__To do__.
Lines containing the word "Psychiatry" are to be located and copied.

(Some records)
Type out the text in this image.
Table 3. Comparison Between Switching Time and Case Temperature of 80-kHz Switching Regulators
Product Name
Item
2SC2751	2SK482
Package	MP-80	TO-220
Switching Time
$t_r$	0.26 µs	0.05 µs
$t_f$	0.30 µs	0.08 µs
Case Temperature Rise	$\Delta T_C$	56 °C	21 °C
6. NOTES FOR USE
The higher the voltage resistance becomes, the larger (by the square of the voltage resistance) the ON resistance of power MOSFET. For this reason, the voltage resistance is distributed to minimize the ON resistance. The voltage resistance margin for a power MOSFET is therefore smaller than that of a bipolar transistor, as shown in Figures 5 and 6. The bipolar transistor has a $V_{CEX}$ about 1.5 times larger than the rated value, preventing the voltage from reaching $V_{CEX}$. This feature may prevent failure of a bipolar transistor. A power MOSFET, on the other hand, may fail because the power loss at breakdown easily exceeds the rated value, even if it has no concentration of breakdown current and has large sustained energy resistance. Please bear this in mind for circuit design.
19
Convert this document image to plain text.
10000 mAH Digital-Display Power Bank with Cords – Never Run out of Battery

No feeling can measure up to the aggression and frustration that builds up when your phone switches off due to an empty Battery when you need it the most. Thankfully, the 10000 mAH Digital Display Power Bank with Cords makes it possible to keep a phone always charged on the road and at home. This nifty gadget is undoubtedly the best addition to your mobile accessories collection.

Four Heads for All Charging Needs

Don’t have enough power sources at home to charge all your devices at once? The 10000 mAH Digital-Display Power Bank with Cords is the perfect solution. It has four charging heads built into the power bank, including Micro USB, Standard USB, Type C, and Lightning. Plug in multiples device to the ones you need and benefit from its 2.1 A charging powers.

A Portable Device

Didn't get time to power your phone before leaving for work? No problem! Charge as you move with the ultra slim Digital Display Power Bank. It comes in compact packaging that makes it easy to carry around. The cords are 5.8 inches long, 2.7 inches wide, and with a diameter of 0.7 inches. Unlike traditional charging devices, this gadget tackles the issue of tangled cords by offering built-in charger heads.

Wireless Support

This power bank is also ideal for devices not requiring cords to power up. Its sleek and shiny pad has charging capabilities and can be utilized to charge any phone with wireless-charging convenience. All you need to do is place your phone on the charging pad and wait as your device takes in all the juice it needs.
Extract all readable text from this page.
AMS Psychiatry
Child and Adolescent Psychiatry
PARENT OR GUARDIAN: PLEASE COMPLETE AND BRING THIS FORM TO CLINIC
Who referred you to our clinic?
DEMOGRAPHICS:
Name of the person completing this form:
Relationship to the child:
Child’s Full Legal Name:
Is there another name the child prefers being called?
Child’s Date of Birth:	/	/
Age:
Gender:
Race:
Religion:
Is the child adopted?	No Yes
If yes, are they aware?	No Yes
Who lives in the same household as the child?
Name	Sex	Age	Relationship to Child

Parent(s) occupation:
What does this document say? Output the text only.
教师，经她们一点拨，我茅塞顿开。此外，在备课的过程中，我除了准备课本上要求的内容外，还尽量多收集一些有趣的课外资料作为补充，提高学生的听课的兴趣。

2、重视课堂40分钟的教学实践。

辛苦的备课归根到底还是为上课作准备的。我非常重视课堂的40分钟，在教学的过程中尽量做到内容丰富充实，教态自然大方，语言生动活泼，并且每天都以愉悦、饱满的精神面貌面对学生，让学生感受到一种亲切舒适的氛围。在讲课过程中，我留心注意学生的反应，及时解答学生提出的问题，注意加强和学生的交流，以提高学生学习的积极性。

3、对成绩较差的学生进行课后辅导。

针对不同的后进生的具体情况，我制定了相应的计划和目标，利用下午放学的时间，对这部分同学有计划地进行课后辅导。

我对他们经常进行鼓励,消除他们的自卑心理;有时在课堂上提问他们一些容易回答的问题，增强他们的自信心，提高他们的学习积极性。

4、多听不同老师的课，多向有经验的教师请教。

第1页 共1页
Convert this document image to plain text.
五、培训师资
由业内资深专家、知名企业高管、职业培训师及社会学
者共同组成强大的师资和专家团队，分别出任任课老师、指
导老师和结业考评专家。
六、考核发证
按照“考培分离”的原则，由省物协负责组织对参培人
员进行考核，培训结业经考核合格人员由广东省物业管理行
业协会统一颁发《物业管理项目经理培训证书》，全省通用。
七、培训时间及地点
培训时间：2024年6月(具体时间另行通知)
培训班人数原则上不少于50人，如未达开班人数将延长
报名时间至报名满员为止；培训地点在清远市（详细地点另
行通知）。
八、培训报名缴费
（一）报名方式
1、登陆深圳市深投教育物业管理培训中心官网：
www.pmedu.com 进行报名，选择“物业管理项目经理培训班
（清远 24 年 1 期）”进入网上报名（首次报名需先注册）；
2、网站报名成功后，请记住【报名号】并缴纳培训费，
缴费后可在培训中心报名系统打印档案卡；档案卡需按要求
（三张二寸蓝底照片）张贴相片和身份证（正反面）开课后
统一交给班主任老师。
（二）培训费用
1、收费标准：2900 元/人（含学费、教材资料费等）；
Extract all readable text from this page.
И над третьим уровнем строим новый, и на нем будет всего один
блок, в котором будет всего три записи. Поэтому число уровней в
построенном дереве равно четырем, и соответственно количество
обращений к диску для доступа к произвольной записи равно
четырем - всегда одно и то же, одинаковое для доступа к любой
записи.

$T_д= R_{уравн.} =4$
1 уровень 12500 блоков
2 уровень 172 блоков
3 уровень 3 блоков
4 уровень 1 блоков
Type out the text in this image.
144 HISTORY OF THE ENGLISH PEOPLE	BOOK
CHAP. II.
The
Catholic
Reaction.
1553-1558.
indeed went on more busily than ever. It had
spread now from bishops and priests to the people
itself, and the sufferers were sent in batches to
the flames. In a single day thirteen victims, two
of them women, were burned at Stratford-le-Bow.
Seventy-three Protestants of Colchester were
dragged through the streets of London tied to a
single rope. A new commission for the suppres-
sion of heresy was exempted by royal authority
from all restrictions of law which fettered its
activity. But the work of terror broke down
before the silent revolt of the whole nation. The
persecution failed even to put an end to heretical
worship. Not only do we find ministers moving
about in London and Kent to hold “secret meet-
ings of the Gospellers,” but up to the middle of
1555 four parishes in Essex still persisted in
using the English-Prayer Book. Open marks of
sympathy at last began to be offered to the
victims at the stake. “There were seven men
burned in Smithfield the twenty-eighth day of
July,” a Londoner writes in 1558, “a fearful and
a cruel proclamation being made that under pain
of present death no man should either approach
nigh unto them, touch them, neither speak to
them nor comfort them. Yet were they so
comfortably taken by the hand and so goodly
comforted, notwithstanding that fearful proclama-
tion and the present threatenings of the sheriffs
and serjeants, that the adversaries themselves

__Written solution__.
AMS Psychiatry
Child and Adolescent Psychiatry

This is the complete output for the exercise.